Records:
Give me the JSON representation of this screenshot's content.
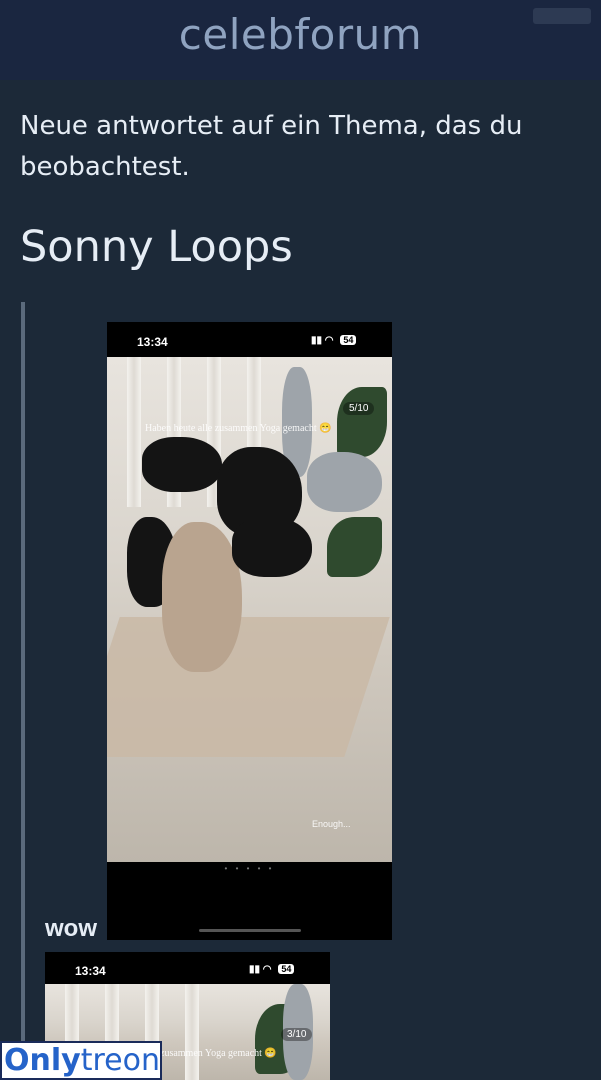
{
  "header": {
    "brand": "celebforum"
  },
  "notification": {
    "text": "Neue antwortet auf ein Thema, das du beobachtest."
  },
  "thread": {
    "title": "Sonny Loops"
  },
  "post": {
    "embed1": {
      "status_time": "13:34",
      "battery": "54",
      "story_counter": "5/10",
      "overlay_text": "Haben heute alle zusammen Yoga gemacht 😁",
      "caption": "Enough..."
    },
    "text": "wow",
    "embed2": {
      "status_time": "13:34",
      "battery": "54",
      "story_counter": "3/10",
      "overlay_text": "zusammen Yoga gemacht 😁"
    }
  },
  "watermark": {
    "part1": "Only",
    "part2": "treon"
  }
}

The exercise:
Copy every line of the data word for word, omitting the images.

Solution for this problem:
Give me the JSON representation of this screenshot's content.
{
  "header": {
    "brand": "celebforum"
  },
  "notification": {
    "text": "Neue antwortet auf ein Thema, das du beobachtest."
  },
  "thread": {
    "title": "Sonny Loops"
  },
  "post": {
    "embed1": {
      "status_time": "13:34",
      "battery": "54",
      "story_counter": "5/10",
      "overlay_text": "Haben heute alle zusammen Yoga gemacht 😁",
      "caption": "Enough..."
    },
    "text": "wow",
    "embed2": {
      "status_time": "13:34",
      "battery": "54",
      "story_counter": "3/10",
      "overlay_text": "zusammen Yoga gemacht 😁"
    }
  },
  "watermark": {
    "part1": "Only",
    "part2": "treon"
  }
}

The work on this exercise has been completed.